■ STATED GOAL 1: According to the company overview, on what date and in which state was the Company incorporated?
■ STATED GOAL 2: Copy the company overview word for word from "The Company was incorporated" to "entertainment investment company.".
===== PASSAGE SHOWN =====
The Company was incorporated in the State of Nevada on November 30, 2011. The company’s administrative office is located at 570 El Camino Real NR-150, Redwood City, CA and its fiscal year ends July 31. Since inception, the Company has been engaged in organizational efforts and obtaining initial financing. The Company was established as an entertainment investment company.


The Company’s mission is to create exciting and interesting proprietary investment projects, entertainment properties surrounding the mythology, research, and potential capture of the creature known as Bigfoot. The Company will perform research in determining the existences of an elusive creature commonly known as Bigfoot. For the past six years the research team, that has joined the company, has performed research on expeditions throughout the United States and Canada.


The Company’s key competitive advantage is the in-house developed knowledge base and the advanced level of maturity of their projects developed and currently owned by our current officers and shareholders. The Company will capitalize on the current stock pile of these projects through contract agreements which will allow the Company to continue creation of media properties and the establishment of physical locations, partnerships, and strategic alliances with organizations to augment investment markets to create revenue as a stand-alone enterprise.


Basis of Presentation


The accompanying unaudited balance sheet as of January 31, 2017 has been derived from the audited financial statements for the year ended July 31, 2016. The accompanying unaudited interim financial statements have been prepared on the same basis as the annual audited financial statements and in accordance with accounting principles generally accepted in the United States (“GAAP”) for interim financial information and the rules and regulations of the Securities and Exchange Commission (“SEC”) for interim financial statements. In the opinion of management such unaudited information includes all adjustments (consisting only of normal recurring accruals) necessary for a fair presentation of this interim information. Operating results and cash flows for interim periods are not necessarily indicative of the results that can be expected for the entire year. The information included in this report should be read in conjunction with our audited financial statements and notes thereto included in our 10-K for the year ended July 31, 2016 filed on SEC website on December 8, 2016.
===== RAW RECORDS =====
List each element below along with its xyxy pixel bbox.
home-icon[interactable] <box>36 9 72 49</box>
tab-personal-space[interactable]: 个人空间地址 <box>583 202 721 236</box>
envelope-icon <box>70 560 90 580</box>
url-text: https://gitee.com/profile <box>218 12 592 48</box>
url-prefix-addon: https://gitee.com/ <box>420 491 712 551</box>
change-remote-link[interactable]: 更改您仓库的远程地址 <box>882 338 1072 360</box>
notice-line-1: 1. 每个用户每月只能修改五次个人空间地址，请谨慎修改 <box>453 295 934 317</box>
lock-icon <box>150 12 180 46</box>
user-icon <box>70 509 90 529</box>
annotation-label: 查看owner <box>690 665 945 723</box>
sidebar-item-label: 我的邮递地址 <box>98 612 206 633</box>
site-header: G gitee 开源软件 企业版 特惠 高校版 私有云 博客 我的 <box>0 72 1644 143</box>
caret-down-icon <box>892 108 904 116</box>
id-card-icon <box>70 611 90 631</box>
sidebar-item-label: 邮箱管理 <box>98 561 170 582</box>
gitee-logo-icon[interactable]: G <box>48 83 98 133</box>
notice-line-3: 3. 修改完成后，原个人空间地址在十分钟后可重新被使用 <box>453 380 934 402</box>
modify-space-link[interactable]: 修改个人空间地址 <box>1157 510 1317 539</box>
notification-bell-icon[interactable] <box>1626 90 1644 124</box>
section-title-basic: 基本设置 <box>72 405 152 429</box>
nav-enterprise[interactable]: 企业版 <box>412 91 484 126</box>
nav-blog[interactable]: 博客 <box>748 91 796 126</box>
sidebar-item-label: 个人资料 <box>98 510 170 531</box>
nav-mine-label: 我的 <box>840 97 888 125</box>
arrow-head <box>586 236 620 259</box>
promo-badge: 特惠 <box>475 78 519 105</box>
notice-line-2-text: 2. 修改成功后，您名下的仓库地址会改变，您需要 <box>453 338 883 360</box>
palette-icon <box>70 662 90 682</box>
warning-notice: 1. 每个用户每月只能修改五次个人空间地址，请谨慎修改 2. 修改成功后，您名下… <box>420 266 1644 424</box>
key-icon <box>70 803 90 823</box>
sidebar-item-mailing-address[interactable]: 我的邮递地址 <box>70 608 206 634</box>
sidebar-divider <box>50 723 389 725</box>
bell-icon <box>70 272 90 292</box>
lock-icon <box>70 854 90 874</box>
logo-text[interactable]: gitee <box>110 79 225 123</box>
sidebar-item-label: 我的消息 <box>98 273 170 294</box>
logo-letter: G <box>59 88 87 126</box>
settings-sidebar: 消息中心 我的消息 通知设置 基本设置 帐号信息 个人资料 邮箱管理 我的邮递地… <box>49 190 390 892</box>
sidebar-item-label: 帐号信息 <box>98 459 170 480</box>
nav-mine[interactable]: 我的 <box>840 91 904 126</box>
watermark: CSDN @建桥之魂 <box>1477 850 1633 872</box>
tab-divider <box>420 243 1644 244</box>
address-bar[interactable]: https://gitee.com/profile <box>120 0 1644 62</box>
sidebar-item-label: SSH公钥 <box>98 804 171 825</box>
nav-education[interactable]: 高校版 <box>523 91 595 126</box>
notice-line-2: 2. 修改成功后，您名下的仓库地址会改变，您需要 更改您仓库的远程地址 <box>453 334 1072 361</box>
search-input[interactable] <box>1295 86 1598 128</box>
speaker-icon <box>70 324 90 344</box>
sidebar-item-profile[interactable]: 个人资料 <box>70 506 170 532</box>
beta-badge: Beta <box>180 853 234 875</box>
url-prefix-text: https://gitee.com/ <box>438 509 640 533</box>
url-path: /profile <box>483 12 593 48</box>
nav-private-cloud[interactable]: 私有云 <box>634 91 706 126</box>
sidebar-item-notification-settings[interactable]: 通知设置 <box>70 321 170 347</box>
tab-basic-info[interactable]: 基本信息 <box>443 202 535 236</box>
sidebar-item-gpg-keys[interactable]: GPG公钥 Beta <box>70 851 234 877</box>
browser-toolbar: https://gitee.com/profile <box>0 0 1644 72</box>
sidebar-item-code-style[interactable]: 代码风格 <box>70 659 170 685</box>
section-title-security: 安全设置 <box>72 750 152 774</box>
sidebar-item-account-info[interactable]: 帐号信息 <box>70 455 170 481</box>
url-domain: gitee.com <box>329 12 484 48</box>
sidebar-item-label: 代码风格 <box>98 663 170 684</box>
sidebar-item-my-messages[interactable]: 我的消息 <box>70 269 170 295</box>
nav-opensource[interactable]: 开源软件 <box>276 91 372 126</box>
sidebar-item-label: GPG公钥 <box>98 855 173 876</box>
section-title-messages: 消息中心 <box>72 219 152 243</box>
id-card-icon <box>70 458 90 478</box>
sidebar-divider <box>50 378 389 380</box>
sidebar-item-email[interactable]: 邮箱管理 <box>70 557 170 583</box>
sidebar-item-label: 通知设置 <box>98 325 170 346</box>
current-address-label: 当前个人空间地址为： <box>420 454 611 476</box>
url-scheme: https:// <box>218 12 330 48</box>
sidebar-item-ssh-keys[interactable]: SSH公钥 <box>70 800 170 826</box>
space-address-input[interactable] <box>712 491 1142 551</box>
=====
■ WORKED ANSWER 1: November 30, 2011, in the State of Nevada.

■ WORKED ANSWER 2:
The Company was incorporated in the State of Nevada on November 30, 2011. The company’s administrative office is located at 570 El Camino Real NR-150, Redwood City, CA and its fiscal year ends July 31. Since inception, the Company has been engaged in organizational efforts and obtaining initial financing. The Company was established as an entertainment investment company.